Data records
◆ ◆ ◆ ◆ ◆

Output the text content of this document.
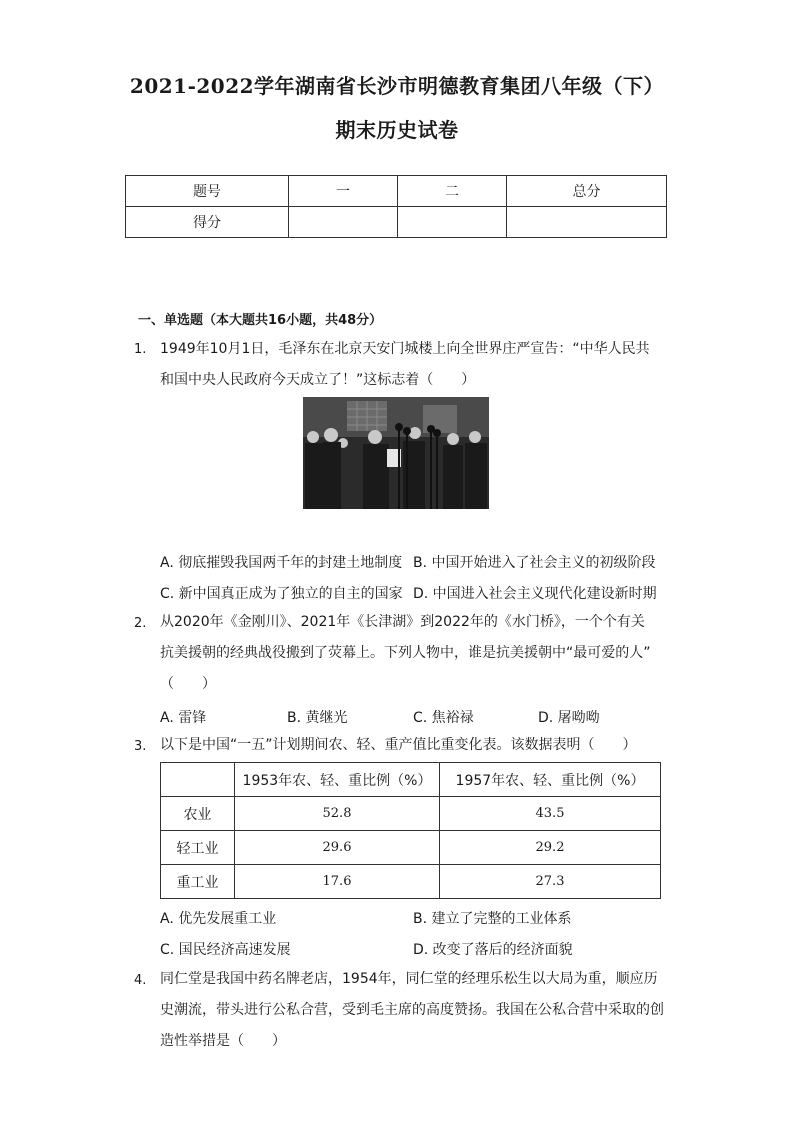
2021-2022学年湖南省长沙市明德教育集团八年级（下）
期末历史试卷
题号	一	二	总分
得分			
一、单选题（本大题共16小题，共48分）
1. 1949年10月1日，毛泽东在北京天安门城楼上向全世界庄严宣告：“中华人民共
和国中央人民政府今天成立了！”这标志着（　　）
A. 彻底摧毁我国两千年的封建土地制度 B. 中国开始进入了社会主义的初级阶段
C. 新中国真正成为了独立的自主的国家 D. 中国进入社会主义现代化建设新时期
2. 从2020年《金刚川》、2021年《长津湖》到2022年的《水门桥》，一个个有关
抗美援朝的经典战役搬到了荧幕上。下列人物中，谁是抗美援朝中“最可爱的人”
（　　）
A. 雷锋	B. 黄继光	C. 焦裕禄	D. 屠呦呦
3. 以下是中国“一五”计划期间农、轻、重产值比重变化表。该数据表明（　　）
	1953年农、轻、重比例（%）	1957年农、轻、重比例（%）
农业	52.8	43.5
轻工业	29.6	29.2
重工业	17.6	27.3
A. 优先发展重工业	B. 建立了完整的工业体系
C. 国民经济高速发展	D. 改变了落后的经济面貌
4. 同仁堂是我国中药名牌老店，1954年，同仁堂的经理乐松生以大局为重，顺应历
史潮流，带头进行公私合营，受到毛主席的高度赞扬。我国在公私合营中采取的创
造性举措是（　　）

◆ ◆ ◆ ◆ ◆

Set task
Copy out the entries verbatim and leave the images out.

Written response
Output the text content of this document.
2021-2022学年湖南省长沙市明德教育集团八年级（下）
期末历史试卷
题号	一	二	总分
得分			
一、单选题（本大题共16小题，共48分）
1. 1949年10月1日，毛泽东在北京天安门城楼上向全世界庄严宣告：“中华人民共
和国中央人民政府今天成立了！”这标志着（　　）
A. 彻底摧毁我国两千年的封建土地制度 B. 中国开始进入了社会主义的初级阶段
C. 新中国真正成为了独立的自主的国家 D. 中国进入社会主义现代化建设新时期
2. 从2020年《金刚川》、2021年《长津湖》到2022年的《水门桥》，一个个有关
抗美援朝的经典战役搬到了荧幕上。下列人物中，谁是抗美援朝中“最可爱的人”
（　　）
A. 雷锋	B. 黄继光	C. 焦裕禄	D. 屠呦呦
3. 以下是中国“一五”计划期间农、轻、重产值比重变化表。该数据表明（　　）
	1953年农、轻、重比例（%）	1957年农、轻、重比例（%）
农业	52.8	43.5
轻工业	29.6	29.2
重工业	17.6	27.3
A. 优先发展重工业	B. 建立了完整的工业体系
C. 国民经济高速发展	D. 改变了落后的经济面貌
4. 同仁堂是我国中药名牌老店，1954年，同仁堂的经理乐松生以大局为重，顺应历
史潮流，带头进行公私合营，受到毛主席的高度赞扬。我国在公私合营中采取的创
造性举措是（　　）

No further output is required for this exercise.